Collection entries
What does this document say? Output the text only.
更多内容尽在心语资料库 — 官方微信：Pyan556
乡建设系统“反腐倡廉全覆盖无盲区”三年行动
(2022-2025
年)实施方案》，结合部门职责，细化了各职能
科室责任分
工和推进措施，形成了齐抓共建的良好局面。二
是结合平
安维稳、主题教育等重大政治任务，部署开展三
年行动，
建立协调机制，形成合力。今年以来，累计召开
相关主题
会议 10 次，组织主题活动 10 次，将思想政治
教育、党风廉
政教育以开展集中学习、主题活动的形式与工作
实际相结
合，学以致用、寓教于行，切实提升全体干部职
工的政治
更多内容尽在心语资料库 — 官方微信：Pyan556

--

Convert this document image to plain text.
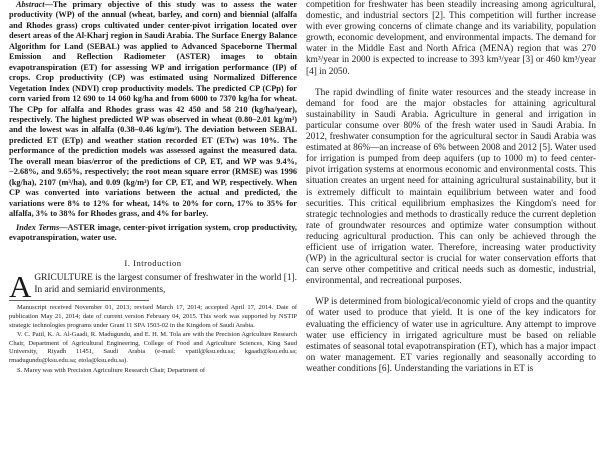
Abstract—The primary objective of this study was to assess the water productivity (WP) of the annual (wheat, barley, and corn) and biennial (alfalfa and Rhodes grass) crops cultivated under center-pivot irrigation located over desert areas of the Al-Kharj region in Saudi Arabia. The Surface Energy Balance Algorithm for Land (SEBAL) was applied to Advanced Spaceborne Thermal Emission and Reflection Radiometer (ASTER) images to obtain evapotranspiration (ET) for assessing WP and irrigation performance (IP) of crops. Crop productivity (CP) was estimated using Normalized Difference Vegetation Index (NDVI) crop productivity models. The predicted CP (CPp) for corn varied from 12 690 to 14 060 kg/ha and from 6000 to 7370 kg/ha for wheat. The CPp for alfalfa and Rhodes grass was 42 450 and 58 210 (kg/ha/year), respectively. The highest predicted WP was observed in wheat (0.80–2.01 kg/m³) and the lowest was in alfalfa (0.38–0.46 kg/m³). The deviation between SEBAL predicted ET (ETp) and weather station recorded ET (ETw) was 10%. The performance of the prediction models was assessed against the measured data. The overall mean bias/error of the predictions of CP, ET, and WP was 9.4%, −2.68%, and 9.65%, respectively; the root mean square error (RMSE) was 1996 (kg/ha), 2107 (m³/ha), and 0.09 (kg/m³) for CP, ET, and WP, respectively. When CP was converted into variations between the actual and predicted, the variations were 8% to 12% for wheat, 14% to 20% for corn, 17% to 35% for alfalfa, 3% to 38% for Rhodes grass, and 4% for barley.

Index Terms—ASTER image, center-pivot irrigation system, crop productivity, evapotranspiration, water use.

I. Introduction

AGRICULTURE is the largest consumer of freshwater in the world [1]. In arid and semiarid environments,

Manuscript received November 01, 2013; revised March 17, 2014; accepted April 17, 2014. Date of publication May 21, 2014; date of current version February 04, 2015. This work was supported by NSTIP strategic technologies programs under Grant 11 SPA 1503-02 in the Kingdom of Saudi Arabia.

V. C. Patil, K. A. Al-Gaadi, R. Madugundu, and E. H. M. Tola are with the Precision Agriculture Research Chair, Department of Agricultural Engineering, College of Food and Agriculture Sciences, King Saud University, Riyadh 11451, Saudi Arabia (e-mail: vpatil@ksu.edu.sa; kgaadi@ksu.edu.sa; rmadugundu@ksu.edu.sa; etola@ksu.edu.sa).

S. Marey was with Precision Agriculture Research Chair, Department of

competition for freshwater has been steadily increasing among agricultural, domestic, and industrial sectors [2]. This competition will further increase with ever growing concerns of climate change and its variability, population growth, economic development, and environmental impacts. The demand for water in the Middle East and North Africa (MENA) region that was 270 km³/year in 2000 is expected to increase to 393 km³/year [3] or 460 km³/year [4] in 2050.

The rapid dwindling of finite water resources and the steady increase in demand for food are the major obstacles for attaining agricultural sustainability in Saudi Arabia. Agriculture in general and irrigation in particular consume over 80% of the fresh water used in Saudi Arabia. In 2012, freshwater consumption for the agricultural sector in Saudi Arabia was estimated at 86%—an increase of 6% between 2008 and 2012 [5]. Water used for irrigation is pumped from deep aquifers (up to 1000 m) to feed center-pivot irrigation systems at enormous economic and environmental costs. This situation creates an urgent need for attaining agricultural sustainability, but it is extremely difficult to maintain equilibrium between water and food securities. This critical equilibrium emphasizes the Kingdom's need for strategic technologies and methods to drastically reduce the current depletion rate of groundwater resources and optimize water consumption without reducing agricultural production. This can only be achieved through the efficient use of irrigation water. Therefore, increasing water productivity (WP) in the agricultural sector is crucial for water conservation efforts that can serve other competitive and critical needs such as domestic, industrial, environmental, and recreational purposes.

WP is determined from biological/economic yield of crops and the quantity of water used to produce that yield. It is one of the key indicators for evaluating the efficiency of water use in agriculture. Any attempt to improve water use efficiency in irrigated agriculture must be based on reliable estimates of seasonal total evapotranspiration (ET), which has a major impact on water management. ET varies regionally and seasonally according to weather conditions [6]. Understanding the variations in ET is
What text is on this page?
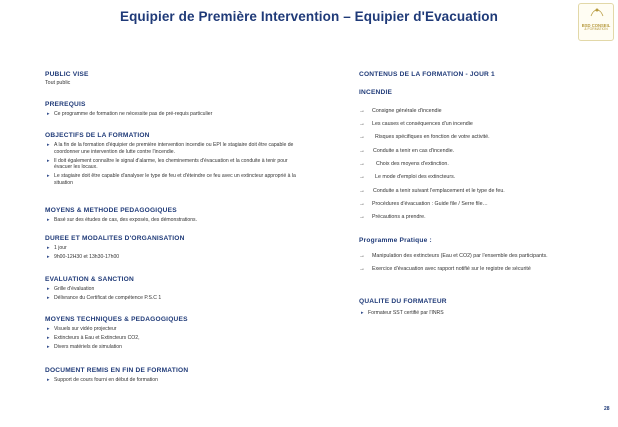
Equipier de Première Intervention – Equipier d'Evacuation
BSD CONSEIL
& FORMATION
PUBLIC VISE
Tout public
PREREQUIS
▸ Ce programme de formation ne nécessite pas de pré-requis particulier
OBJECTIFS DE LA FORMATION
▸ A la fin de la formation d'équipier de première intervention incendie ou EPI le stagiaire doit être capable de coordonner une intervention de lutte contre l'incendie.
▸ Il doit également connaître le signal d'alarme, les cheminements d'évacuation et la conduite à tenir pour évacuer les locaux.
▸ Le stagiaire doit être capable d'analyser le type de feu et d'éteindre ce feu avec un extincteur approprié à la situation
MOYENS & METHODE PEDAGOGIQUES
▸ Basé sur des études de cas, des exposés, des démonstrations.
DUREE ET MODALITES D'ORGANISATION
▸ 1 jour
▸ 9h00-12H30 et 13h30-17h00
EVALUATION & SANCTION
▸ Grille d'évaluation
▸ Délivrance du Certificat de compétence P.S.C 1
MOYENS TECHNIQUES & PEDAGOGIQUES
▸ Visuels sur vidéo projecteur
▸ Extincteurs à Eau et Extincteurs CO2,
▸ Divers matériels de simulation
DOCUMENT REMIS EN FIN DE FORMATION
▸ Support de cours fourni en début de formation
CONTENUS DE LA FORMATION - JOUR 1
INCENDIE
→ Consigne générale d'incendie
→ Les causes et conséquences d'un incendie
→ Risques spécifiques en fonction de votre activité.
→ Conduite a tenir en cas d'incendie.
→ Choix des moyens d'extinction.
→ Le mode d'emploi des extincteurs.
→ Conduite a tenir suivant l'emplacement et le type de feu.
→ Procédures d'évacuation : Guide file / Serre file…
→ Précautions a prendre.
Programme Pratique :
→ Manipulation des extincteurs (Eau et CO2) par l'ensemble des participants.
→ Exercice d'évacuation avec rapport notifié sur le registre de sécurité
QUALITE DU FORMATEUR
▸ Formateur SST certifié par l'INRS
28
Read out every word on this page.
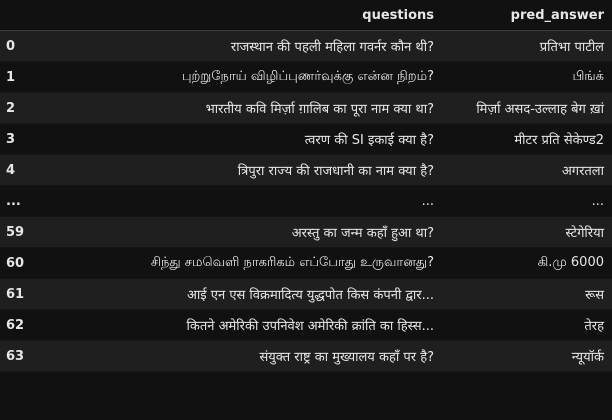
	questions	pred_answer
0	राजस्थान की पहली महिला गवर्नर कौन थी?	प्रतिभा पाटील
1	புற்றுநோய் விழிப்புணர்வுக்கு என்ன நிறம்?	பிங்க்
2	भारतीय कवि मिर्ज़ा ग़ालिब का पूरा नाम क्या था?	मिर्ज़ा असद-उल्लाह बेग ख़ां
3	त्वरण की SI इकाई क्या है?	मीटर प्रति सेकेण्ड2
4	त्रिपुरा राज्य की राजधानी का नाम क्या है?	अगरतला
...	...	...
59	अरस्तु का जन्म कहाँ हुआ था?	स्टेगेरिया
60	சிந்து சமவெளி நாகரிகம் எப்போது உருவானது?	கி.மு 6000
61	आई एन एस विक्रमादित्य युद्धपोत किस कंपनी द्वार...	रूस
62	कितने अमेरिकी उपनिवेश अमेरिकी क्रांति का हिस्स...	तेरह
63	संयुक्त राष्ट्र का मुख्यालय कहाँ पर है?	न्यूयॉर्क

TO BE DONE: Give only the number of lines in the data that hold the string "ASTER".

SOLUTION: 2